(PASSAGE PROVIDED)

Alert, streamlined Mozart with inner life
Santa Fe Listener | Santa Fe, NM USA | 02/12/2006
(5 out of 5 stars)
"Since the period performance movement has commandeered Mozart, large orchestras sound too fat and heavy for his music--yet they stilll want to play it. Adapting to the new style is one alternative, as Levine shows here with a somewhat reduced Chicago Sym., faster tempos, and more repeats than in the old days. This definitely isn't the Mozart of Beecham and Klemperer, not even of Bernstein and Karajan, who kept to the romantic tradition and used full orchestras. As with so much that he conducts, Levine sounds like his mentor George Szell, but with a softer, more yielding touch.
Levine's later DG recordings of Mozart with the vienna Phil. are more special than this one; there's no substitute for the Viennese sonority. Even so, the CSO plays quite beautifully, with real sensitivity to Rcccoco style. I wish Levine hadn't taken every repeat in the slow movement of the G minor; at 15 min., this movement is now longer than the first and third put together. Also, the sound at full volume is a bit edgy in high registers. But Levine is keenly alert, and the playing has real inner life.
In all, a fine adaptation of big-band Mozart to a modern sensibility."

(End PASSAGE PROVIDED)

> WORK TO COMPLETE:
[A] In the Mozart review, which conductor does Levine sound like?
[B] Name every conductor mentioned in the Mozart review.
[C] Rewrite the part of the Mozart review starting at "Levine's later DG" and ending at "real inner life.", substituting "elegantly" for "beautifully".
The rows that come next are separate material and have no connection to the review.

(SUPPLIED INFORMATION)

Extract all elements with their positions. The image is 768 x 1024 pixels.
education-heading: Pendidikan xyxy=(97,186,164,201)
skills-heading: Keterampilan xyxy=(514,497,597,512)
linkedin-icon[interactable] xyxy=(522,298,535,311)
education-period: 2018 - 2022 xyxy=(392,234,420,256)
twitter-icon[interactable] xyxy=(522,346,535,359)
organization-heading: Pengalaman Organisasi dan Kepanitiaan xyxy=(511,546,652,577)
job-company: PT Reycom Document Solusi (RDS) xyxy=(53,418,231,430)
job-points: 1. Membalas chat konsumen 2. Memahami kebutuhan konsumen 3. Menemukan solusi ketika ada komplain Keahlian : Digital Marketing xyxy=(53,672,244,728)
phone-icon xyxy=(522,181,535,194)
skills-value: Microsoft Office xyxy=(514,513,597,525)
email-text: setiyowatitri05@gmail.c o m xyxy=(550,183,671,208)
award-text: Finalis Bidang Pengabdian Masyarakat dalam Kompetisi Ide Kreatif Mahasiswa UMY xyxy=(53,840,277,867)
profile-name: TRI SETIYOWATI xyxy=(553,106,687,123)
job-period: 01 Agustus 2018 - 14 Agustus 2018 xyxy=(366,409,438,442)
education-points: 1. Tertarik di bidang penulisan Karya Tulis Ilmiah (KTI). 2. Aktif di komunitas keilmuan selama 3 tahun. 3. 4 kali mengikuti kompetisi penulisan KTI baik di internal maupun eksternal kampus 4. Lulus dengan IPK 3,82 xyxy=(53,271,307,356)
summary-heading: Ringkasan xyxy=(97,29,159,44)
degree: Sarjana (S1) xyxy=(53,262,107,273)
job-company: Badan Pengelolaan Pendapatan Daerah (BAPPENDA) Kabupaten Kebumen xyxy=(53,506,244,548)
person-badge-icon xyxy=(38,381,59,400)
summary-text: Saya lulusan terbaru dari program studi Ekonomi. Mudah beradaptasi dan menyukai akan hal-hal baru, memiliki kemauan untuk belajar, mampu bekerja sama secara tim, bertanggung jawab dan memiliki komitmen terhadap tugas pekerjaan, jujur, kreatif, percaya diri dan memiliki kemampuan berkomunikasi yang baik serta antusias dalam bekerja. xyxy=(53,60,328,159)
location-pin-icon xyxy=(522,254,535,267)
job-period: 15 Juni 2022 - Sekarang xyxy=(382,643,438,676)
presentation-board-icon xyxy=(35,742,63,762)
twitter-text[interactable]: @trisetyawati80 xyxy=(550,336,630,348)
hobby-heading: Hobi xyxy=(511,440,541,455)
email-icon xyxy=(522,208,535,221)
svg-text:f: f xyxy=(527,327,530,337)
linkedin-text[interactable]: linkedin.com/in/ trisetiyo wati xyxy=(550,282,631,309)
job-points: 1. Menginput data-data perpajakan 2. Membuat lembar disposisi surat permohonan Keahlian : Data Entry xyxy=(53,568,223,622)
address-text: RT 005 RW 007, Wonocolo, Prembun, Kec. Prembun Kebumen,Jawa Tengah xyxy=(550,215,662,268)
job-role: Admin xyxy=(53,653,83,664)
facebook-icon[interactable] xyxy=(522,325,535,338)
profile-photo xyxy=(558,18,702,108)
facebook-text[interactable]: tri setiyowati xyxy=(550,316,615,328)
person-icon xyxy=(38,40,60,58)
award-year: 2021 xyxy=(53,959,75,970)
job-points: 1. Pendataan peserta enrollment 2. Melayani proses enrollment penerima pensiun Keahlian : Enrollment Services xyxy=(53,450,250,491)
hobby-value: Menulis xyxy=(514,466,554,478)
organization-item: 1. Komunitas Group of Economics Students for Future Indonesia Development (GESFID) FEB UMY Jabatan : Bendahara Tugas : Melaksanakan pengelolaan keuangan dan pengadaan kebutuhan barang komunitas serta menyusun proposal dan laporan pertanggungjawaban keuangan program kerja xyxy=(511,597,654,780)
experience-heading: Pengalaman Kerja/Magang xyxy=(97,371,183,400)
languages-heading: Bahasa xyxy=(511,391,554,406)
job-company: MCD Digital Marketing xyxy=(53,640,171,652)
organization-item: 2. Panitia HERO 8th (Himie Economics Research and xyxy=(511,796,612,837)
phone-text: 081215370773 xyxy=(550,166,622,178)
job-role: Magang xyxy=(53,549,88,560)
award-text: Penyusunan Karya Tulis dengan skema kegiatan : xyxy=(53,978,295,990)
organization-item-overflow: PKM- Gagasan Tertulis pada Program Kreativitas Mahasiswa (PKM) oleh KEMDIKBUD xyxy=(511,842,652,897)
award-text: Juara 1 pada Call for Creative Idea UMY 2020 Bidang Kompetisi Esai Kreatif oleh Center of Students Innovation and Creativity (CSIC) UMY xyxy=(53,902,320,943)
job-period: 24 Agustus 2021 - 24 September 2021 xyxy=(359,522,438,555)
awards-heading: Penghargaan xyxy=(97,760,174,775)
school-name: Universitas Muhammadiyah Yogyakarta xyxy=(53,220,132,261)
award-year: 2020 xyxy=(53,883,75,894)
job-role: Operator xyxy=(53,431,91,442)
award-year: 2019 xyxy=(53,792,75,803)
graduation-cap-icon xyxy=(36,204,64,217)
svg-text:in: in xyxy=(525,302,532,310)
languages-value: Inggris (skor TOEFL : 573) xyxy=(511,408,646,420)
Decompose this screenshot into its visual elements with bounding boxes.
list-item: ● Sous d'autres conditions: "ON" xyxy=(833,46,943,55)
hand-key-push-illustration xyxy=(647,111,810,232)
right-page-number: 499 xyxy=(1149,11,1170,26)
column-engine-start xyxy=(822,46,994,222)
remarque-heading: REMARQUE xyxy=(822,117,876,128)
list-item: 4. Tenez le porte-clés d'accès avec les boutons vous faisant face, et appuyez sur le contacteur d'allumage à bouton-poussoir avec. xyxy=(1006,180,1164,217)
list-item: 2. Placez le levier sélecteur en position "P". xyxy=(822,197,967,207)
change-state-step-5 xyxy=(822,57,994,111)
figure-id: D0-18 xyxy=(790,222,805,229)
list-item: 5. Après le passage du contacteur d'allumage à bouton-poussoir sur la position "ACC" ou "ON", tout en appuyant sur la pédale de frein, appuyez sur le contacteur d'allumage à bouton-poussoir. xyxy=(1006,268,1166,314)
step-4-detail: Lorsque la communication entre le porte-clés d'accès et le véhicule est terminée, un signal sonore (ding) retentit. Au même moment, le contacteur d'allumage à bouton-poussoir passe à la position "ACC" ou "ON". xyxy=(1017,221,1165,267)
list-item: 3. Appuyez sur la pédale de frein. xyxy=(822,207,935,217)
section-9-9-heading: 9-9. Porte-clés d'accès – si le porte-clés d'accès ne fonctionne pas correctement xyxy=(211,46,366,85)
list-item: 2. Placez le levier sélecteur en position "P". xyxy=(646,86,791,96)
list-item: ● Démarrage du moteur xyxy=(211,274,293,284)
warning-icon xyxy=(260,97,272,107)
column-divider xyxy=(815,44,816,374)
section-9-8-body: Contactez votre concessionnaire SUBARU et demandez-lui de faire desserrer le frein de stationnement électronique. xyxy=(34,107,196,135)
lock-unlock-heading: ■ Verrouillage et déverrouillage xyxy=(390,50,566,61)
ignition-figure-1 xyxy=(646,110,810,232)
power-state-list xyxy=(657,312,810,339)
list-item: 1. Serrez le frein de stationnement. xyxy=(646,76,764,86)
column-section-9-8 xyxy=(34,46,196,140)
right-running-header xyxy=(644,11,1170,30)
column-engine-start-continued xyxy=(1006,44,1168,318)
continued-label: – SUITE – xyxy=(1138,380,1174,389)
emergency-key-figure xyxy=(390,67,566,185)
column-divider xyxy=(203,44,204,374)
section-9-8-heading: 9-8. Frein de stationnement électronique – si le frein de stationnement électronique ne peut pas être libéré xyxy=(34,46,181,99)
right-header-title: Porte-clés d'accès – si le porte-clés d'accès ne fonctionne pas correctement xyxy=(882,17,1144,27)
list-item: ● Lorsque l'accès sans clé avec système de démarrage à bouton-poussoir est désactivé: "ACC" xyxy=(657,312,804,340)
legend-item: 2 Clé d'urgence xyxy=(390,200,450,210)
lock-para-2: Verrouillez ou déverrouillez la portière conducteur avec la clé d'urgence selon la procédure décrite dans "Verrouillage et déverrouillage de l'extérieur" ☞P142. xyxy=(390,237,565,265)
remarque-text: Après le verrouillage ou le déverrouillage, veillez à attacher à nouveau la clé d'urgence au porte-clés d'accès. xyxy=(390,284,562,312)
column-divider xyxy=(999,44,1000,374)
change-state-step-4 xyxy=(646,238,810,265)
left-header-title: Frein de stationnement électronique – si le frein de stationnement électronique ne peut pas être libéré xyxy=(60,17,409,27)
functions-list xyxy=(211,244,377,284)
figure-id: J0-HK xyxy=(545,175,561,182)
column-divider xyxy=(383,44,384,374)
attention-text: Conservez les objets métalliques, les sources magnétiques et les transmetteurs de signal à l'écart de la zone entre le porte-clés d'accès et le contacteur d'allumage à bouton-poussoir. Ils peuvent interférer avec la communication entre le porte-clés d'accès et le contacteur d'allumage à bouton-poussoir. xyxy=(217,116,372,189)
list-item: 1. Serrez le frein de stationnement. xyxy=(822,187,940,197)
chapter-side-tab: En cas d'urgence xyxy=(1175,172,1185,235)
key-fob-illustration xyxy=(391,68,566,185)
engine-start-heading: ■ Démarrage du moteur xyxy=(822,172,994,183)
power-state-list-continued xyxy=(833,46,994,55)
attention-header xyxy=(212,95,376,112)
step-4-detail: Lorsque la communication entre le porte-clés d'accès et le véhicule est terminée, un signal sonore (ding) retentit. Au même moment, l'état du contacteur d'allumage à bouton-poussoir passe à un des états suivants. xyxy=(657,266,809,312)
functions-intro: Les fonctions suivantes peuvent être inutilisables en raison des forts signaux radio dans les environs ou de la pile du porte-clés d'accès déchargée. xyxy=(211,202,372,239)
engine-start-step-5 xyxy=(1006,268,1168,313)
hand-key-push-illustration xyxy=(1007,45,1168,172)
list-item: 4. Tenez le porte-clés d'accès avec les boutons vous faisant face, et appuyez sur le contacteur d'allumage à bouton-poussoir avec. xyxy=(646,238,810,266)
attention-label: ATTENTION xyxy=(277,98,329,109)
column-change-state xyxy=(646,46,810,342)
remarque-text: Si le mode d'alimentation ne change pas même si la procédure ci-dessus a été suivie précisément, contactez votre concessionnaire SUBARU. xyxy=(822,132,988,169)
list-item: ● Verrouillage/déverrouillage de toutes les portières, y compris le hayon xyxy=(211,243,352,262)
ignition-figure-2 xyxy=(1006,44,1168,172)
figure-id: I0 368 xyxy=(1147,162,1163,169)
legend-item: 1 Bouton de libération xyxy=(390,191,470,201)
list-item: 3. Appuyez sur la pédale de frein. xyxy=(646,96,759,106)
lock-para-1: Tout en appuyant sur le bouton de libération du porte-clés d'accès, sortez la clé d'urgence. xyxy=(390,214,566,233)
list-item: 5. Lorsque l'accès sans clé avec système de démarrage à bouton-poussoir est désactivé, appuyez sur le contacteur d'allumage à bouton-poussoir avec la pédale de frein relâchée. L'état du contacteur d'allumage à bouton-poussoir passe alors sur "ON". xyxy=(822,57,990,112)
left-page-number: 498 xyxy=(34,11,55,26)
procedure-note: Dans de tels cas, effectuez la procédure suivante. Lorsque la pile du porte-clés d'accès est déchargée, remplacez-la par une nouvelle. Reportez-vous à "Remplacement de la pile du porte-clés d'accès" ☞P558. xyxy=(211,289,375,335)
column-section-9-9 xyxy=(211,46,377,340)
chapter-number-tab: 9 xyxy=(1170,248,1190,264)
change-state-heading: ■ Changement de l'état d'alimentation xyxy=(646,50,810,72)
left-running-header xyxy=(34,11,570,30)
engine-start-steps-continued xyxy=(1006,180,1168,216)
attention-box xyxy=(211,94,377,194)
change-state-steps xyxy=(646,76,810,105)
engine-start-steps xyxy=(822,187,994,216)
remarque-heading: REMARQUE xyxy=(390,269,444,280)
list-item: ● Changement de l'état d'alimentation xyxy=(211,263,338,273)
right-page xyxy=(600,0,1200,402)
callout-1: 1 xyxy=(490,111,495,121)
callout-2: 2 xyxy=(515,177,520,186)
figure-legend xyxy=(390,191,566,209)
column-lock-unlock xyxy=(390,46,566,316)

(End SUPPLIED INFORMATION)

> PROBLEM SOLUTIONS:
[A] He sounds like his mentor George Szell, but with a softer, more yielding touch.

[B] Levine, Beecham, Klemperer, Bernstein, Karajan, George Szell

[C]
Levine's later DG recordings of Mozart with the vienna Phil. are more special than this one; there's no substitute for the Viennese sonority. Even so, the CSO plays quite elegantly, with real sensitivity to Rcccoco style. I wish Levine hadn't taken every repeat in the slow movement of the G minor; at 15 min., this movement is now longer than the first and third put together. Also, the sound at full volume is a bit edgy in high registers. But Levine is keenly alert, and the playing has real inner life.